Determine how many lines hold "未接到通知书的自公告之日起" and give only that number.

_ _ _ _ _ _ _

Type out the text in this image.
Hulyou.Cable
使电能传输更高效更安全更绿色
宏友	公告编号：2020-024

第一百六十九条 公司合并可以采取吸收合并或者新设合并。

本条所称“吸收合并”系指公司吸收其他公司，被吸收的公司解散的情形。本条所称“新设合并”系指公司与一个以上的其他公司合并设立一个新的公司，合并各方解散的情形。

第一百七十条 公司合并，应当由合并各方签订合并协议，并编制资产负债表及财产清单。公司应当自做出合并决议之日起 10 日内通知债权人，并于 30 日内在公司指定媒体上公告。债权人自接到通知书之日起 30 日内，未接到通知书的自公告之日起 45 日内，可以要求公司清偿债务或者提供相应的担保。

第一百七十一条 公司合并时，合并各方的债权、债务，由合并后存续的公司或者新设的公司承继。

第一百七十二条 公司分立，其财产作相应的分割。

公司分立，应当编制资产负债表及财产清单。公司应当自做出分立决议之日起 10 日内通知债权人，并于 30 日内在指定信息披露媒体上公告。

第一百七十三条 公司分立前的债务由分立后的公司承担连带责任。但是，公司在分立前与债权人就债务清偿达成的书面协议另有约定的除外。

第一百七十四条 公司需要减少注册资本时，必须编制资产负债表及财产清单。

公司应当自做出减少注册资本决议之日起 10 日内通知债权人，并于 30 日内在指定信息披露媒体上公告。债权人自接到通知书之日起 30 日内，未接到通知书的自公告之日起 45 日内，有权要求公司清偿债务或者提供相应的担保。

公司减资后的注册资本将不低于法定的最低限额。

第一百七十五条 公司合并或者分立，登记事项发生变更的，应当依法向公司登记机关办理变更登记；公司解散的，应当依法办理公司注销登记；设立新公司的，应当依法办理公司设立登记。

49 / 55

_ _ _ _ _ _ _

> RESULT: 2